> _What to work on_:
Reproduce the listing that follows with no differences at all.

> _Stored data_:
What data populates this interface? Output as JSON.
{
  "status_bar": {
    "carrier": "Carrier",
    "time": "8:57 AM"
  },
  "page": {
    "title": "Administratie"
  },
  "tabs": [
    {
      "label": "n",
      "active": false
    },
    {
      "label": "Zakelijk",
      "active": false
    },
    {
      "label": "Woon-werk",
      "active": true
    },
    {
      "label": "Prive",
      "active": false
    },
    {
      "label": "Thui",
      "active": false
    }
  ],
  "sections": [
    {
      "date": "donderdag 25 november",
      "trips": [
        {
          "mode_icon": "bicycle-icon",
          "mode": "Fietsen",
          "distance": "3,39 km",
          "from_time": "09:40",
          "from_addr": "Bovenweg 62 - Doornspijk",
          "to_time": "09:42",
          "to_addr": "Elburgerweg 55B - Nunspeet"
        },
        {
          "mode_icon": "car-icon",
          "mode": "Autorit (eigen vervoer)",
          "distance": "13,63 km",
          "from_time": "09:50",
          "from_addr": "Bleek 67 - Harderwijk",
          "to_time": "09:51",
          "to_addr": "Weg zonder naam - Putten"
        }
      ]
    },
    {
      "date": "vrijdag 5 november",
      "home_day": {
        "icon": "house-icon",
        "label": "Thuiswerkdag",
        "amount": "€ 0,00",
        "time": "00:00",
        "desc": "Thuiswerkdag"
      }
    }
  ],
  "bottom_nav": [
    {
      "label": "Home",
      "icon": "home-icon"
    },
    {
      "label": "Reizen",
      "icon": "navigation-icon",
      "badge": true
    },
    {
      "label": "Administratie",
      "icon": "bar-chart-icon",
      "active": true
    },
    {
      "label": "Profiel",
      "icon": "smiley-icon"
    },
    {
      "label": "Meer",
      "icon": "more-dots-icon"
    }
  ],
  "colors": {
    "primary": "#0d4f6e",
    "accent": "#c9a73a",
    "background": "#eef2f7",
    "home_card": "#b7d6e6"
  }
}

> _Response below_:
What data populates this interface? Output as JSON.
{
  "status_bar": {
    "carrier": "Carrier",
    "time": "8:57 AM"
  },
  "page": {
    "title": "Administratie"
  },
  "tabs": [
    {
      "label": "n",
      "active": false
    },
    {
      "label": "Zakelijk",
      "active": false
    },
    {
      "label": "Woon-werk",
      "active": true
    },
    {
      "label": "Prive",
      "active": false
    },
    {
      "label": "Thui",
      "active": false
    }
  ],
  "sections": [
    {
      "date": "donderdag 25 november",
      "trips": [
        {
          "mode_icon": "bicycle-icon",
          "mode": "Fietsen",
          "distance": "3,39 km",
          "from_time": "09:40",
          "from_addr": "Bovenweg 62 - Doornspijk",
          "to_time": "09:42",
          "to_addr": "Elburgerweg 55B - Nunspeet"
        },
        {
          "mode_icon": "car-icon",
          "mode": "Autorit (eigen vervoer)",
          "distance": "13,63 km",
          "from_time": "09:50",
          "from_addr": "Bleek 67 - Harderwijk",
          "to_time": "09:51",
          "to_addr": "Weg zonder naam - Putten"
        }
      ]
    },
    {
      "date": "vrijdag 5 november",
      "home_day": {
        "icon": "house-icon",
        "label": "Thuiswerkdag",
        "amount": "€ 0,00",
        "time": "00:00",
        "desc": "Thuiswerkdag"
      }
    }
  ],
  "bottom_nav": [
    {
      "label": "Home",
      "icon": "home-icon"
    },
    {
      "label": "Reizen",
      "icon": "navigation-icon",
      "badge": true
    },
    {
      "label": "Administratie",
      "icon": "bar-chart-icon",
      "active": true
    },
    {
      "label": "Profiel",
      "icon": "smiley-icon"
    },
    {
      "label": "Meer",
      "icon": "more-dots-icon"
    }
  ],
  "colors": {
    "primary": "#0d4f6e",
    "accent": "#c9a73a",
    "background": "#eef2f7",
    "home_card": "#b7d6e6"
  }
}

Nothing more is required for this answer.